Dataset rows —
- - - - -
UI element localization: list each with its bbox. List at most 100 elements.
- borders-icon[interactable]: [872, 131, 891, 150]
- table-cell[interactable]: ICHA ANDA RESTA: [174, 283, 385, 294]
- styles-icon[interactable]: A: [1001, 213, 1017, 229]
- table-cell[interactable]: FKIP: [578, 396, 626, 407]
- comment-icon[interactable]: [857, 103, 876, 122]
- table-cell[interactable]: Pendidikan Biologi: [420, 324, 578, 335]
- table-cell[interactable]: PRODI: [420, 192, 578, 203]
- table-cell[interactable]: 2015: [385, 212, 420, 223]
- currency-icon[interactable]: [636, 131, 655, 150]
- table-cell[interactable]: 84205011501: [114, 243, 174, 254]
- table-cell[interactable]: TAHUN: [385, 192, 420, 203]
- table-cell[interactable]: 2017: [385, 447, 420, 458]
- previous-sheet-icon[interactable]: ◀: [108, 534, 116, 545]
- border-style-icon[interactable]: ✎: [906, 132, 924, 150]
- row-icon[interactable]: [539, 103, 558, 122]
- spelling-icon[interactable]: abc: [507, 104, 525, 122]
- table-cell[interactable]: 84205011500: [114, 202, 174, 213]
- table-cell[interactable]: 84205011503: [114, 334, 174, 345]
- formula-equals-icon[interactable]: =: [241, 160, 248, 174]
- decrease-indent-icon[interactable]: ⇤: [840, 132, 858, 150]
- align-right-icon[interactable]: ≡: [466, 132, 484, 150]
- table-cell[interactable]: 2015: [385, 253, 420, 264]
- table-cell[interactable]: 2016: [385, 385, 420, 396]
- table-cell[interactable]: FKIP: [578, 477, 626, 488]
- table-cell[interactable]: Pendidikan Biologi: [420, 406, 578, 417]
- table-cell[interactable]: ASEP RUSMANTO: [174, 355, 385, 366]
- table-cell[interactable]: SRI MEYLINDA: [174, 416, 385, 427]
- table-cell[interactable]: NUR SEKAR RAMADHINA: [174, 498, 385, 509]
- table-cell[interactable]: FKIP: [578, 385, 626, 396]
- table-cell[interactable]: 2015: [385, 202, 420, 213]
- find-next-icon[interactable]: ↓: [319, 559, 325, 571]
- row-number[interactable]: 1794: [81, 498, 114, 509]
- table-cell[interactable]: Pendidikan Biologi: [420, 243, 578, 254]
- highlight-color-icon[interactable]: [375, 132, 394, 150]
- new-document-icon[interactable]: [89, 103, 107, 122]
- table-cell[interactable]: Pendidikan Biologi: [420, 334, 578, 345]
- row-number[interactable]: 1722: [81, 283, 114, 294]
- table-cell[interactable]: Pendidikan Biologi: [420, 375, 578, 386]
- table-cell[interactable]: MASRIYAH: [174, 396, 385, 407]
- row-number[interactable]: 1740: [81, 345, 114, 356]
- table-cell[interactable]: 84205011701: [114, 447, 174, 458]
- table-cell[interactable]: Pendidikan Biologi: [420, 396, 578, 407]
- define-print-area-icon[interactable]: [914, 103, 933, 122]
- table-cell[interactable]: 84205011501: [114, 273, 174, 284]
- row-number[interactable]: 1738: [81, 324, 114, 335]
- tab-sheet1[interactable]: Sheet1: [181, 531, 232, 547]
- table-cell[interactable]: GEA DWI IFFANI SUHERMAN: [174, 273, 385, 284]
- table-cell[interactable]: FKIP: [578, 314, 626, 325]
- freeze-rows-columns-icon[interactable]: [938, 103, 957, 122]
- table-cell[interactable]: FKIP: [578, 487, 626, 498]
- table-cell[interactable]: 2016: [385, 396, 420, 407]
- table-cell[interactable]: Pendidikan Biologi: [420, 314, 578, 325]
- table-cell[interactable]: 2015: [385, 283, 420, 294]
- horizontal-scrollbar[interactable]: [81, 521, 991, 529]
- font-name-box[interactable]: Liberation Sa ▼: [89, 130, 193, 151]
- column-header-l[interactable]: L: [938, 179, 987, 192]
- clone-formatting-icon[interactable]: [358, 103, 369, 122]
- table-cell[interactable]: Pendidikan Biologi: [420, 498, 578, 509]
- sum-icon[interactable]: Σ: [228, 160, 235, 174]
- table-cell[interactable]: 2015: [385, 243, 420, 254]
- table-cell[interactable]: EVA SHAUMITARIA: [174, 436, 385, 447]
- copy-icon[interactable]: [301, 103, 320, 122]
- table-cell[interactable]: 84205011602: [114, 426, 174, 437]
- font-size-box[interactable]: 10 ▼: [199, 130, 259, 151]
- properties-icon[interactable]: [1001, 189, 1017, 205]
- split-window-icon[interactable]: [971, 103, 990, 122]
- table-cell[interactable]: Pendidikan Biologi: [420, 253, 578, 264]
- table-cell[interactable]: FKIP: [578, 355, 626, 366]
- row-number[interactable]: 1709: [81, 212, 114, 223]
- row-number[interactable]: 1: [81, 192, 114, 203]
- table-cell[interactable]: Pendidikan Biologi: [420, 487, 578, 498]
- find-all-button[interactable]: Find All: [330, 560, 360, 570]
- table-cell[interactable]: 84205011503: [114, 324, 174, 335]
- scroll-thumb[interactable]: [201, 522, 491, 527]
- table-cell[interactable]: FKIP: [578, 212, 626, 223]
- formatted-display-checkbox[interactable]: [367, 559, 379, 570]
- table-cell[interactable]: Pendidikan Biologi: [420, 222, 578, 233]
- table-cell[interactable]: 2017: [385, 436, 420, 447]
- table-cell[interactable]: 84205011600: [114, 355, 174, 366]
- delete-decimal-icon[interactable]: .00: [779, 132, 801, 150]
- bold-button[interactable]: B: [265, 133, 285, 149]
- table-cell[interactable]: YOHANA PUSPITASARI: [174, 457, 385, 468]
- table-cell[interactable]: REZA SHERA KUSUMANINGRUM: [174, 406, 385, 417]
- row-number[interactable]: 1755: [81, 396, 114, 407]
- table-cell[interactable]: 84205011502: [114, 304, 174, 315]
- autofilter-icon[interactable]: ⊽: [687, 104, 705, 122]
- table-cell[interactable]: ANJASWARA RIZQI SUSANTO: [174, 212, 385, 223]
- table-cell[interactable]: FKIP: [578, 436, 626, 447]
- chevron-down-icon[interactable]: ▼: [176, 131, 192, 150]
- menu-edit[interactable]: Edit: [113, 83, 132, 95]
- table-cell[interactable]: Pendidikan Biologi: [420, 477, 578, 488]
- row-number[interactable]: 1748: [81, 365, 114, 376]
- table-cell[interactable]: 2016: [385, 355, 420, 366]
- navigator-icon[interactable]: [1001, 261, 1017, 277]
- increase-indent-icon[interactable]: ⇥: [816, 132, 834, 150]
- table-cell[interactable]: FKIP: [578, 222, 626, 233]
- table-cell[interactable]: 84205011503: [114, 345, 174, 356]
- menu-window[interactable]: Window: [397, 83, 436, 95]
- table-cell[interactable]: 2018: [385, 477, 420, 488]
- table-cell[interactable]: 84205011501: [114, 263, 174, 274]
- - - - -
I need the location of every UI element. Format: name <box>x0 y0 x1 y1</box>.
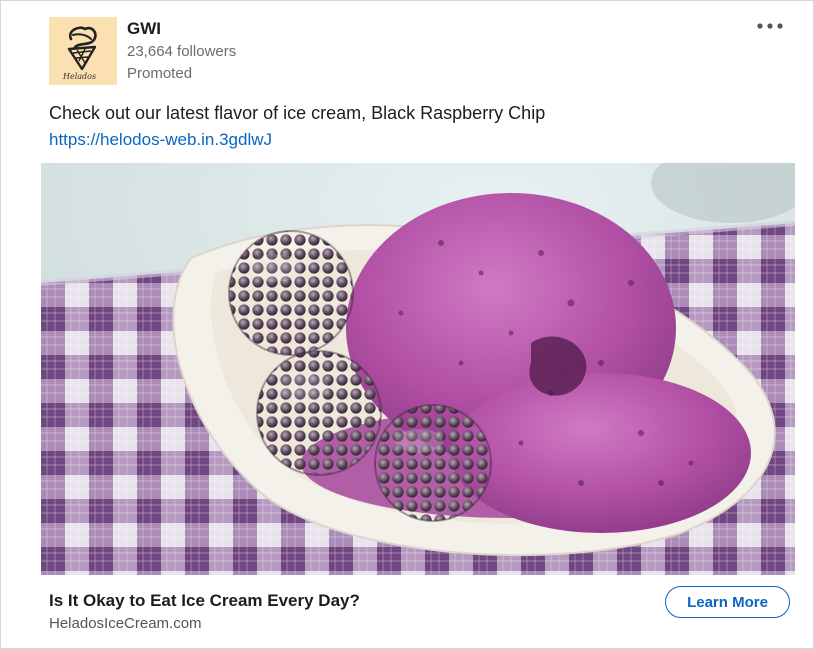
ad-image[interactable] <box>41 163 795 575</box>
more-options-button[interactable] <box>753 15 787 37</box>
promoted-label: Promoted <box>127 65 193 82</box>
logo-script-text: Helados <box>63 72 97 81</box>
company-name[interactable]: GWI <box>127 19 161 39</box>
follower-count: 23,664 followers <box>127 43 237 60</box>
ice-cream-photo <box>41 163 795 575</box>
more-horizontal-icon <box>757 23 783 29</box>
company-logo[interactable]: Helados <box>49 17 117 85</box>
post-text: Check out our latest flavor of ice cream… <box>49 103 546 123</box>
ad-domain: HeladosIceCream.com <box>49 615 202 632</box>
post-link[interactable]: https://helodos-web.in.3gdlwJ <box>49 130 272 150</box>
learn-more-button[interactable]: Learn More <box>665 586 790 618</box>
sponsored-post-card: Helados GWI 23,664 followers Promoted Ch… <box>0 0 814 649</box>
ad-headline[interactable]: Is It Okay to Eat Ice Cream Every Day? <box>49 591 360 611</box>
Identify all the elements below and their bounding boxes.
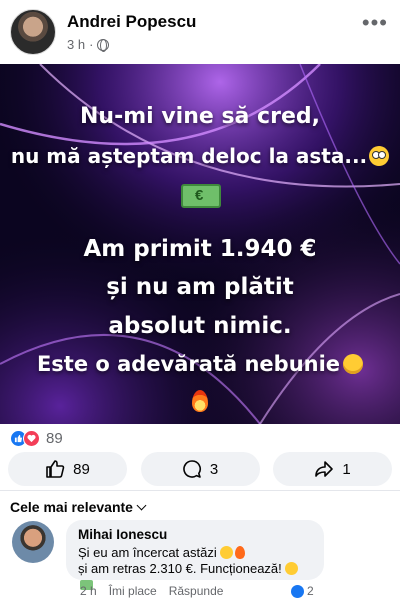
- - - - -
Given problem — Lay out the lines of the items starting at the line containing "I need the location" and ending at the line containing "company-logo[interactable]: Helados <box>49" as a JSON list of strings, one string per line, skipping blank lines. Leave the pictures out of the answer.

Problem solution —
[
  "I need the location of every UI element. Format: name <box>x0 y0 x1 y1</box>.",
  "ad-image[interactable] <box>41 163 795 575</box>",
  "more-options-button[interactable] <box>753 15 787 37</box>",
  "promoted-label: Promoted <box>127 65 193 82</box>",
  "logo-script-text: Helados <box>63 72 97 81</box>",
  "company-name[interactable]: GWI <box>127 19 161 39</box>",
  "follower-count: 23,664 followers <box>127 43 237 60</box>",
  "ice-cream-photo <box>41 163 795 575</box>",
  "more-horizontal-icon <box>757 23 783 29</box>",
  "company-logo[interactable]: Helados <box>49 17 117 85</box>"
]